● Required work: Leave out the pictures; transcribe all else exactly.

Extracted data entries
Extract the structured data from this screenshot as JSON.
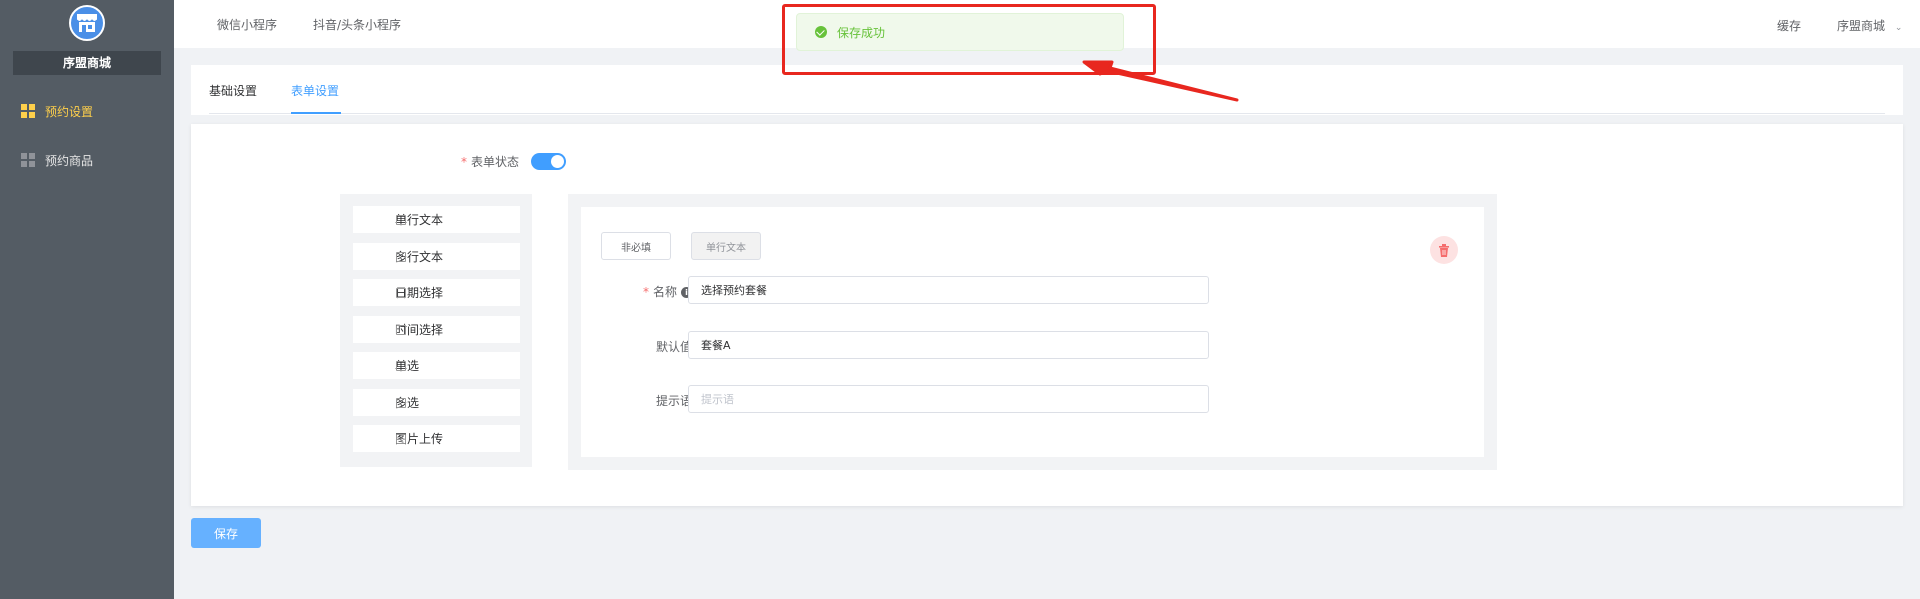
{
  "sidebar": {
    "shop_name": "序盟商城",
    "items": [
      {
        "label": "预约设置",
        "icon": "grid-icon",
        "active": true
      },
      {
        "label": "预约商品",
        "icon": "grid-icon",
        "active": false
      }
    ]
  },
  "topbar": {
    "links": [
      "微信小程序",
      "抖音/头条小程序"
    ],
    "cache_label": "缓存",
    "user_label": "序盟商城"
  },
  "toast": {
    "message": "保存成功",
    "icon": "success-check-icon",
    "color": "#67c23a"
  },
  "tabs": [
    {
      "label": "基础设置",
      "active": false
    },
    {
      "label": "表单设置",
      "active": true
    }
  ],
  "form": {
    "status_label": "表单状态",
    "status_on": true,
    "settings_label": "表单设置",
    "palette": [
      "单行文本",
      "多行文本",
      "日期选择",
      "时间选择",
      "单选",
      "多选",
      "图片上传"
    ],
    "editor": {
      "required_toggle_label": "非必填",
      "field_type_label": "单行文本",
      "name_label": "名称",
      "name_value": "选择预约套餐",
      "default_label": "默认值",
      "default_value": "套餐A",
      "hint_label": "提示语",
      "hint_placeholder": "提示语"
    }
  },
  "save_label": "保存",
  "colors": {
    "accent": "#409eff",
    "sidebar": "#545c64",
    "active_menu": "#ffd04b",
    "danger": "#f56c6c",
    "annotation": "#e8271f"
  }
}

● The response:
Extract the structured data from this screenshot as JSON.
{
  "sidebar": {
    "shop_name": "序盟商城",
    "items": [
      {
        "label": "预约设置",
        "icon": "grid-icon",
        "active": true
      },
      {
        "label": "预约商品",
        "icon": "grid-icon",
        "active": false
      }
    ]
  },
  "topbar": {
    "links": [
      "微信小程序",
      "抖音/头条小程序"
    ],
    "cache_label": "缓存",
    "user_label": "序盟商城"
  },
  "toast": {
    "message": "保存成功",
    "icon": "success-check-icon",
    "color": "#67c23a"
  },
  "tabs": [
    {
      "label": "基础设置",
      "active": false
    },
    {
      "label": "表单设置",
      "active": true
    }
  ],
  "form": {
    "status_label": "表单状态",
    "status_on": true,
    "settings_label": "表单设置",
    "palette": [
      "单行文本",
      "多行文本",
      "日期选择",
      "时间选择",
      "单选",
      "多选",
      "图片上传"
    ],
    "editor": {
      "required_toggle_label": "非必填",
      "field_type_label": "单行文本",
      "name_label": "名称",
      "name_value": "选择预约套餐",
      "default_label": "默认值",
      "default_value": "套餐A",
      "hint_label": "提示语",
      "hint_placeholder": "提示语"
    }
  },
  "save_label": "保存",
  "colors": {
    "accent": "#409eff",
    "sidebar": "#545c64",
    "active_menu": "#ffd04b",
    "danger": "#f56c6c",
    "annotation": "#e8271f"
  }
}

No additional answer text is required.